__Data entries__

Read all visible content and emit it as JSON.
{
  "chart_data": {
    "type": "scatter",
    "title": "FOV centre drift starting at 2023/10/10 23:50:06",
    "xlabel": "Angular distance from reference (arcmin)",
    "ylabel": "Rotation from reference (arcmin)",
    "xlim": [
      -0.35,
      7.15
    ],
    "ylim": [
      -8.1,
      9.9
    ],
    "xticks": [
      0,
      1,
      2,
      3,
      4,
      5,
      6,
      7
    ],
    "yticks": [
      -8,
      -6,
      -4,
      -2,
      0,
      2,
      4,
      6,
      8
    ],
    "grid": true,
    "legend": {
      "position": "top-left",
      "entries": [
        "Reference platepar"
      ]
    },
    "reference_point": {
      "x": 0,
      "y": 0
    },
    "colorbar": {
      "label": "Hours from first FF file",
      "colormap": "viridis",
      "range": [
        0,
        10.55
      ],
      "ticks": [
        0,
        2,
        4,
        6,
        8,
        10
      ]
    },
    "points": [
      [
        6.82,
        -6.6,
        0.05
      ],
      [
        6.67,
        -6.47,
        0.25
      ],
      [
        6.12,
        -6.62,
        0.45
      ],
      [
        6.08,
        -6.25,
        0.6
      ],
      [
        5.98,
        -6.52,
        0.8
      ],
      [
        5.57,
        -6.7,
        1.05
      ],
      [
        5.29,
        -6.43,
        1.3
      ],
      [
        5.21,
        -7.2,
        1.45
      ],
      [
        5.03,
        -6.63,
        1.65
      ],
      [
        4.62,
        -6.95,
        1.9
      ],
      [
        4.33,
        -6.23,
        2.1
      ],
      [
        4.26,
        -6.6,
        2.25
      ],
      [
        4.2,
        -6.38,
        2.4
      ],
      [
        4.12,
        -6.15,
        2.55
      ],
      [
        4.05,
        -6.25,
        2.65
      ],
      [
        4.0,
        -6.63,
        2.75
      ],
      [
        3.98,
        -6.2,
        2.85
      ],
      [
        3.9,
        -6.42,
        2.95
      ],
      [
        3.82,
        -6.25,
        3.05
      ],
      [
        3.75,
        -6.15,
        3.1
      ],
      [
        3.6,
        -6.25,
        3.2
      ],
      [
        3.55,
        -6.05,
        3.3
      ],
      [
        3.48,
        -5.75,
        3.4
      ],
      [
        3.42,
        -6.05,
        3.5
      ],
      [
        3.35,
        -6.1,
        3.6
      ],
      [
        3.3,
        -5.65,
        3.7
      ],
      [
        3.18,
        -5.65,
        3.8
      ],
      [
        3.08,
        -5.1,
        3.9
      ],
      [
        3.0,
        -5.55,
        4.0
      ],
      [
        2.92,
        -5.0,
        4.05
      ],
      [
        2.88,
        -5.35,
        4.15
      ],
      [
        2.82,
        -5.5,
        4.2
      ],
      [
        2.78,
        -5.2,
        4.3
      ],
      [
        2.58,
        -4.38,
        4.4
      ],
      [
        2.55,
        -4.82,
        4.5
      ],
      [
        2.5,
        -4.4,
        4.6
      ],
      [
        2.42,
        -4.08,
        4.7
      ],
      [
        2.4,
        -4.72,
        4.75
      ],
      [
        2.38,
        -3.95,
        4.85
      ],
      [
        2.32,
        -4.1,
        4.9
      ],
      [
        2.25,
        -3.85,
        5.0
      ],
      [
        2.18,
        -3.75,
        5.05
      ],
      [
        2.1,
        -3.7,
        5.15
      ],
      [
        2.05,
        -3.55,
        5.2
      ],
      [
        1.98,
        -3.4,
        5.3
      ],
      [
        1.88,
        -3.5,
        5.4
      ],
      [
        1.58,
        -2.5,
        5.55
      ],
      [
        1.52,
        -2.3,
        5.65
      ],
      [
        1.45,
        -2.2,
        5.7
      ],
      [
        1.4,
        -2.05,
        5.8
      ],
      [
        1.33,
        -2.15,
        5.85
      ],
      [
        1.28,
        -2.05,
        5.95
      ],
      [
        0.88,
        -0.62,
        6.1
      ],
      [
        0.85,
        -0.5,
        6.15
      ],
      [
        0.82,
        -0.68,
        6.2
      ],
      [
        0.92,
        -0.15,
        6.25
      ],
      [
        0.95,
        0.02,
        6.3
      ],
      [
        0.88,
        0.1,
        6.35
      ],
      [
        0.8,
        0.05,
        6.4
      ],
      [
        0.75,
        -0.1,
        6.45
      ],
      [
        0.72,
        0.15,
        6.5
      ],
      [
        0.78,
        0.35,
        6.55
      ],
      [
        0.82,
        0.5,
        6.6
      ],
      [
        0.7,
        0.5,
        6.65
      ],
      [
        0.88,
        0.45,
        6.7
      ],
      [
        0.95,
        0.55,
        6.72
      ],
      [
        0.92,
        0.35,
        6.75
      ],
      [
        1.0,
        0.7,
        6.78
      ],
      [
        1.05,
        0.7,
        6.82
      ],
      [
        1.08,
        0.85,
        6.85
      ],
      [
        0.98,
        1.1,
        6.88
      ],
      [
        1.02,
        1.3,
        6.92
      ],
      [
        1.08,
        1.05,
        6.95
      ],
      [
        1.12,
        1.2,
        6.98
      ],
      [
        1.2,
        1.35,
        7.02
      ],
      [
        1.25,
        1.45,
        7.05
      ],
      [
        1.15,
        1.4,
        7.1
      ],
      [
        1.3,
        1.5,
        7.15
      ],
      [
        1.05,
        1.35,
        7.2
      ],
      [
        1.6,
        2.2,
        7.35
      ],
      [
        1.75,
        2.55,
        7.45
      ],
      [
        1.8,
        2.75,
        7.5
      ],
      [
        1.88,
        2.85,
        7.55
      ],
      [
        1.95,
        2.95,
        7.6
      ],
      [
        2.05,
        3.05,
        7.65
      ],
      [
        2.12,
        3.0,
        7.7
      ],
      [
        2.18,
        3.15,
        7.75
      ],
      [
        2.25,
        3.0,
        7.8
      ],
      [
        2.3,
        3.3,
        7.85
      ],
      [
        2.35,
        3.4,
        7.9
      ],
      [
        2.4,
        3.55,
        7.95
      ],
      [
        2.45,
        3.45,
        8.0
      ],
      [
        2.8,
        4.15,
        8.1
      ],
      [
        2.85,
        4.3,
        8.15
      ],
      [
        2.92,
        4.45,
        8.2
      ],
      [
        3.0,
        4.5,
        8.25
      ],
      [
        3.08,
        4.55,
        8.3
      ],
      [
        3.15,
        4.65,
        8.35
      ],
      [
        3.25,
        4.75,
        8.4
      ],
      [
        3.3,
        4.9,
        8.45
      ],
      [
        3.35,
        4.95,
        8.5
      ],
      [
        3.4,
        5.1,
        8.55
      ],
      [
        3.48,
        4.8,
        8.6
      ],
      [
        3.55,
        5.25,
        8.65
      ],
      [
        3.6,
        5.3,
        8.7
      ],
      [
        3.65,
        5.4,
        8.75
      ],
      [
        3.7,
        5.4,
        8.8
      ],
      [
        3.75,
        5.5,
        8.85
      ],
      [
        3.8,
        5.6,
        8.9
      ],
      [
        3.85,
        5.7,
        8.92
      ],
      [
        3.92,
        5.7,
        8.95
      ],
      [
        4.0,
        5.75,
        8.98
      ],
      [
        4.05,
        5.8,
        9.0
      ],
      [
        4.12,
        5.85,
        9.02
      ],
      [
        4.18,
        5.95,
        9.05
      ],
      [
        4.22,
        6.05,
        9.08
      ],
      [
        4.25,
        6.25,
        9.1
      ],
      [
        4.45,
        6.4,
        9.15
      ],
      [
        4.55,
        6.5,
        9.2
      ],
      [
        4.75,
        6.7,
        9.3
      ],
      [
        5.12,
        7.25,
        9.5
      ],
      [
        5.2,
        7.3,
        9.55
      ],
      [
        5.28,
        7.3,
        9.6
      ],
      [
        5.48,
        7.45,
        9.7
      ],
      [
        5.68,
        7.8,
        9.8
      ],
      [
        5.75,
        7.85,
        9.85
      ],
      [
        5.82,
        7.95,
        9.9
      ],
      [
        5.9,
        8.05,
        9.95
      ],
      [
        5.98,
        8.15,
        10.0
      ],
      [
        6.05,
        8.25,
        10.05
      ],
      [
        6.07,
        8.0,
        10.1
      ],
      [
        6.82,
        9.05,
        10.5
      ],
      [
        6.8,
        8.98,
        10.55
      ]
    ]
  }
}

__Exercise aim__
Where a line of the entries contains the word "from", copy that line.

__Response below__
    "xlabel": "Angular distance from reference (arcmin)",
    "ylabel": "Rotation from reference (arcmin)",
      "label": "Hours from first FF file",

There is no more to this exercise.